» The exercise
For each line of the data below that holds "номер", copy the line.

» Excerpted data
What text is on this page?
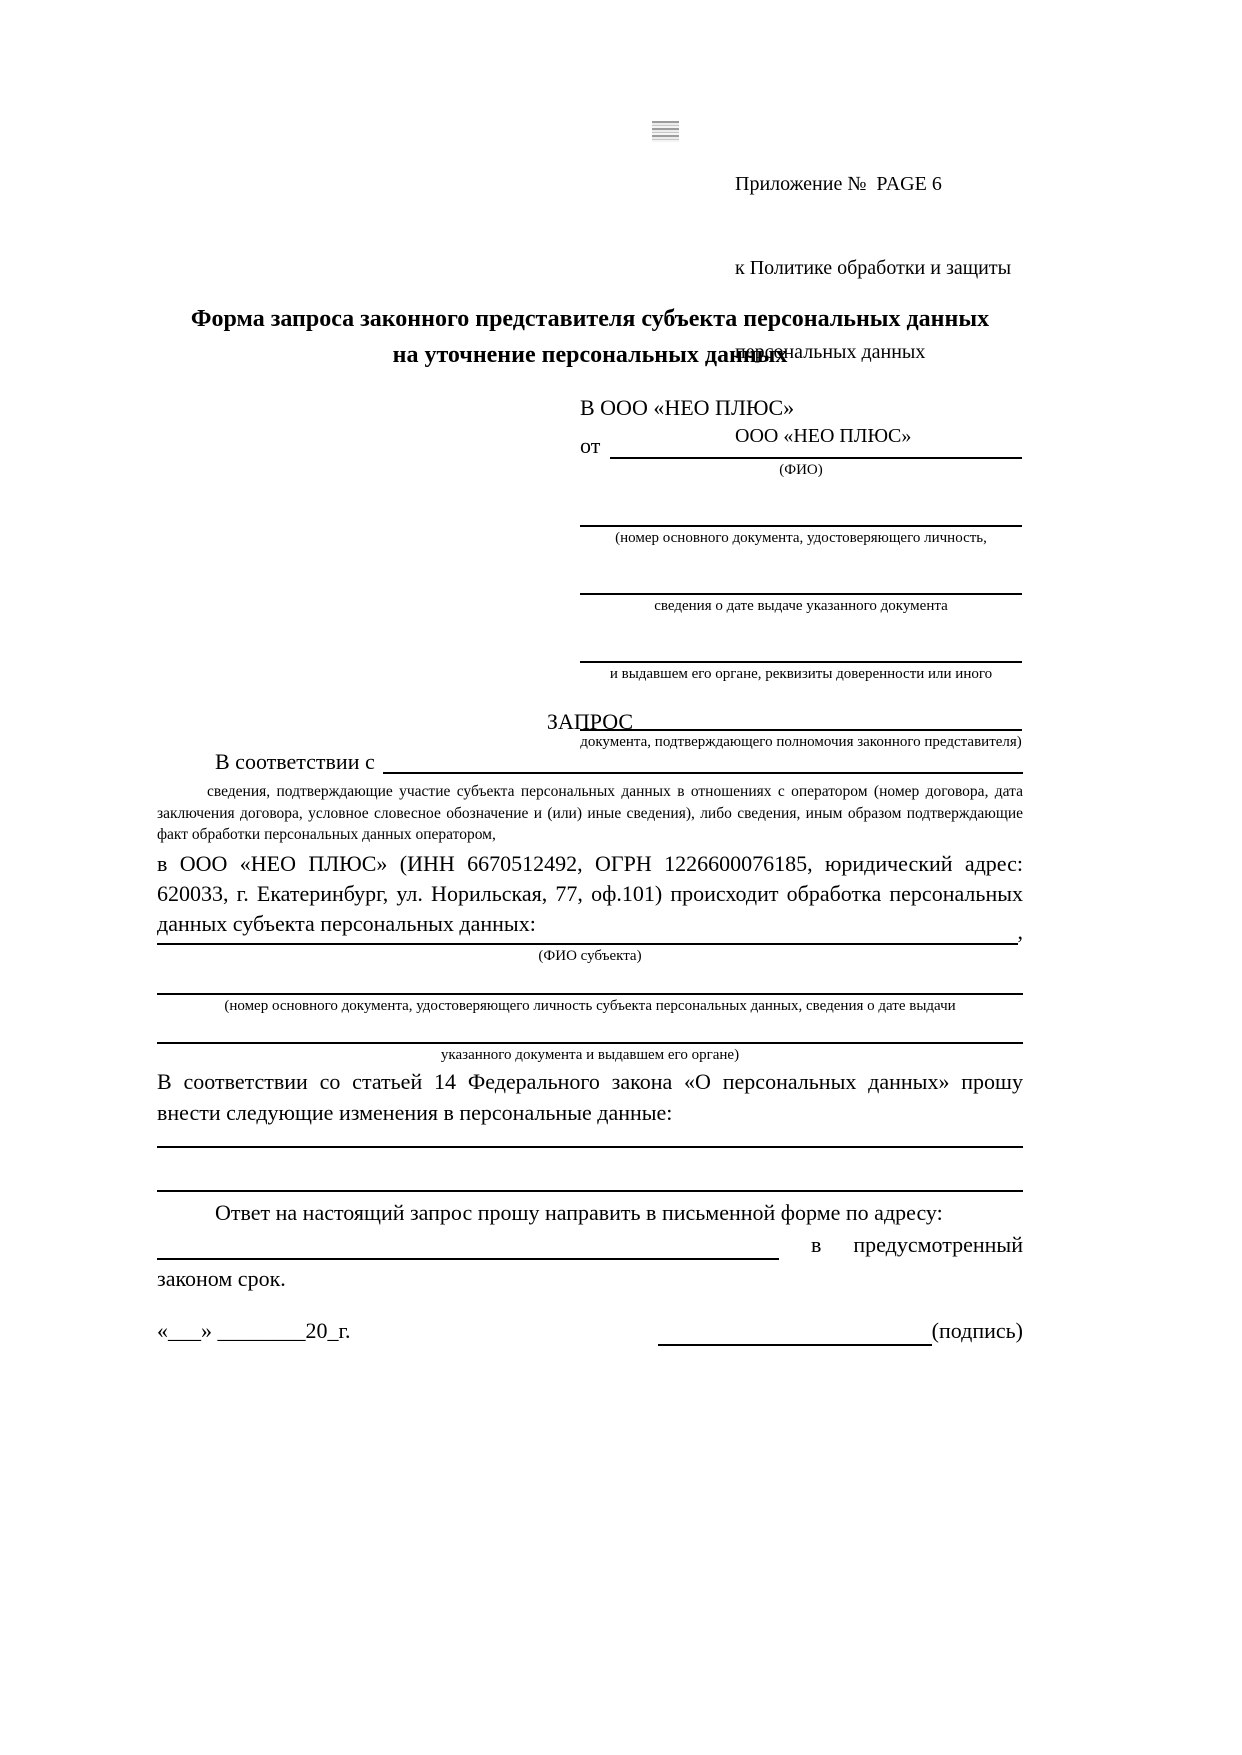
Приложение №  PAGE 6

к Политике обработки и защиты

персональных данных

ООО «НЕО ПЛЮС»

Форма запроса законного представителя субъекта персональных данных
на уточнение персональных данных
В ООО «НЕО ПЛЮС»
от
(ФИО)
(номер основного документа, удостоверяющего личность,
сведения о дате выдаче указанного документа
и выдавшем его органе, реквизиты доверенности или иного
документа, подтверждающего полномочия законного представителя)
ЗАПРОС
В соответствии с
сведения, подтверждающие участие субъекта персональных данных в отношениях с оператором (номер договора, дата заключения договора, условное словесное обозначение и (или) иные сведения), либо сведения, иным образом подтверждающие факт обработки персональных данных оператором,
в ООО «НЕО ПЛЮС» (ИНН 6670512492, ОГРН 1226600076185, юридический адрес: 620033, г. Екатеринбург, ул. Норильская, 77, оф.101) происходит обработка персональных данных субъекта персональных данных:	,
(ФИО субъекта)
(номер основного документа, удостоверяющего личность субъекта персональных данных, сведения о дате выдачи
указанного документа и выдавшем его органе)
В соответствии со статьей 14 Федерального закона «О персональных данных» прошу внести следующие изменения в персональные данные:
Ответ на настоящий запрос прошу направить в письменной форме по адресу:
в предусмотренный
законом срок.
«___» ________20_г.	(подпись)
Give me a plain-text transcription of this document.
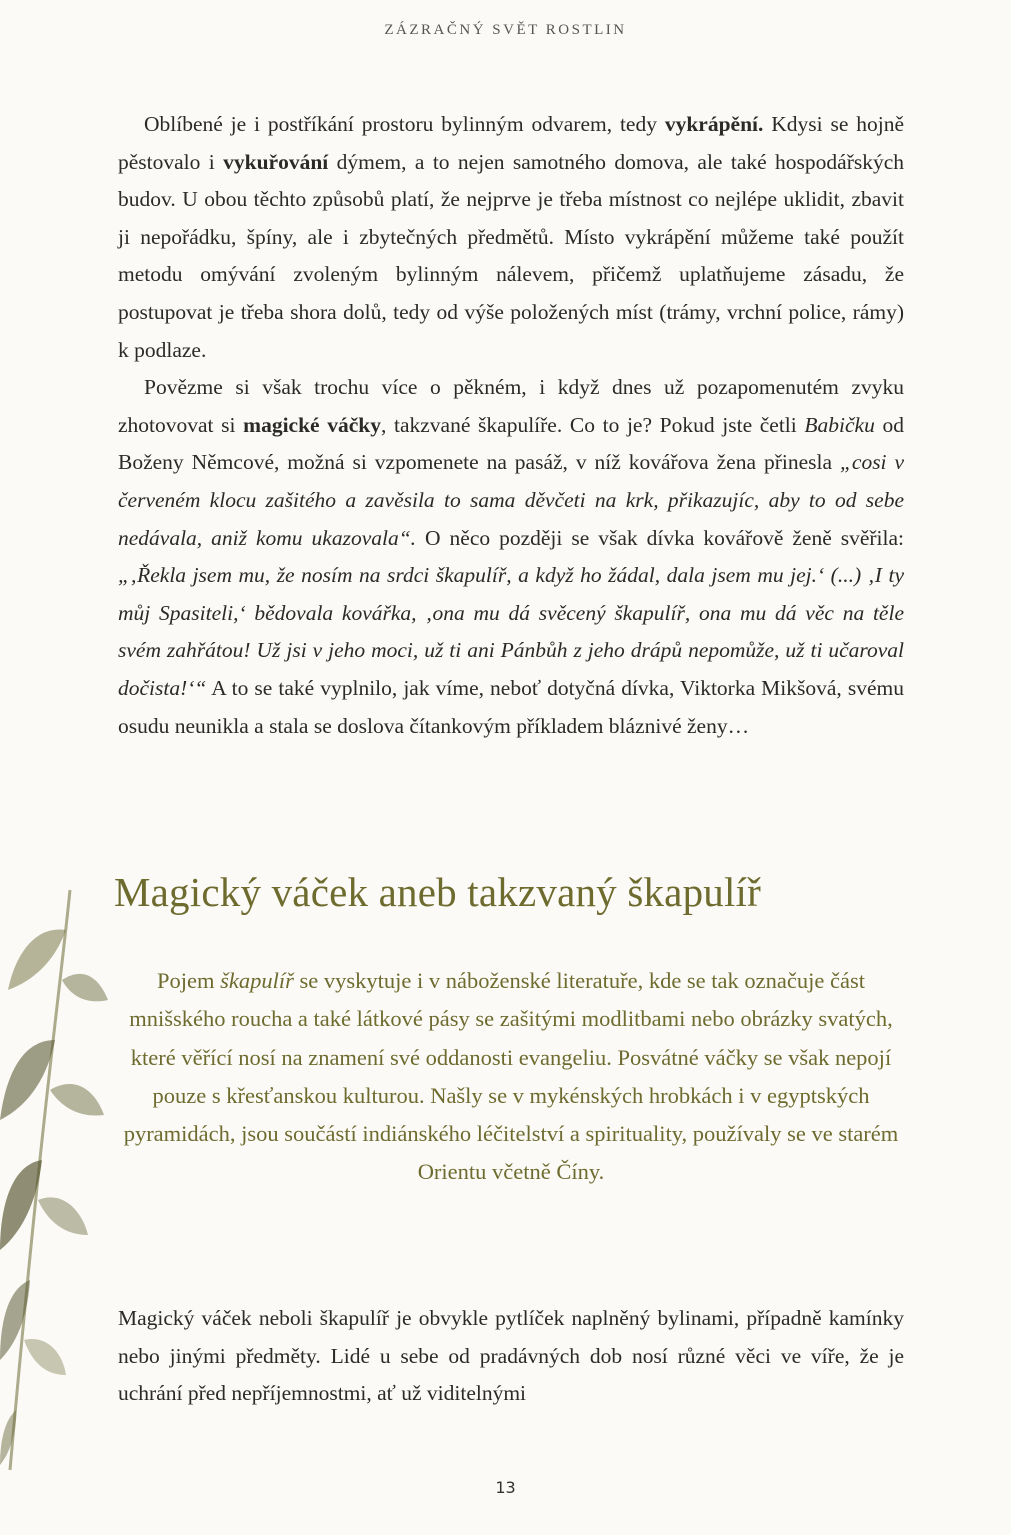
ZÁZRAČNÝ SVĚT ROSTLIN

Oblíbené je i postříkání prostoru bylinným odvarem, tedy vykrápění. Kdysi se hojně pěstovalo i vykuřování dýmem, a to nejen samotného domova, ale také hospodářských budov. U obou těchto způsobů platí, že nejprve je třeba místnost co nejlépe uklidit, zbavit ji nepořádku, špíny, ale i zbytečných předmětů. Místo vykrápění můžeme také použít metodu omývání zvoleným bylinným nálevem, přičemž uplatňujeme zásadu, že postupovat je třeba shora dolů, tedy od výše položených míst (trámy, vrchní police, rámy) k podlaze.

Povězme si však trochu více o pěkném, i když dnes už pozapomenutém zvyku zhotovovat si magické váčky, takzvané škapulíře. Co to je? Pokud jste četli Babičku od Boženy Němcové, možná si vzpomenete na pasáž, v níž kovářova žena přinesla „cosi v červeném klocu zašitého a zavěsila to sama děvčeti na krk, přikazujíc, aby to od sebe nedávala, aniž komu ukazovala“. O něco později se však dívka kovářově ženě svěřila: „‚Řekla jsem mu, že nosím na srdci škapulíř, a když ho žádal, dala jsem mu jej.‘ (...) ‚I ty můj Spasiteli,‘ bědovala kovářka, ‚ona mu dá svěcený škapulíř, ona mu dá věc na těle svém zahřátou! Už jsi v jeho moci, už ti ani Pánbůh z jeho drápů nepomůže, už ti učaroval dočista!‘“ A to se také vyplnilo, jak víme, neboť dotyčná dívka, Viktorka Mikšová, svému osudu neunikla a stala se doslova čítankovým příkladem bláznivé ženy…

Magický váček aneb takzvaný škapulíř

Pojem škapulíř se vyskytuje i v náboženské literatuře, kde se tak označuje část mnišského roucha a také látkové pásy se zašitými modlitbami nebo obrázky svatých, které věřící nosí na znamení své oddanosti evangeliu. Posvátné váčky se však nepojí pouze s křesťanskou kulturou. Našly se v mykénských hrobkách i v egyptských pyramidách, jsou součástí indiánského léčitelství a spirituality, používaly se ve starém Orientu včetně Číny.

Magický váček neboli škapulíř je obvykle pytlíček naplněný bylinami, případně kamínky nebo jinými předměty. Lidé u sebe od pradávných dob nosí různé věci ve víře, že je uchrání před nepříjemnostmi, ať už viditelnými

13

» Output for this task
(номер основного документа, удостоверяющего личность,
сведения, подтверждающие участие субъекта персональных данных в отношениях с оператором (номер договора, дата заключения договора, условное словесное обозначение и (или) иные сведения), либо сведения, иным образом подтверждающие факт обработки персональных данных оператором,
(номер основного документа, удостоверяющего личность субъекта персональных данных, сведения о дате выдачи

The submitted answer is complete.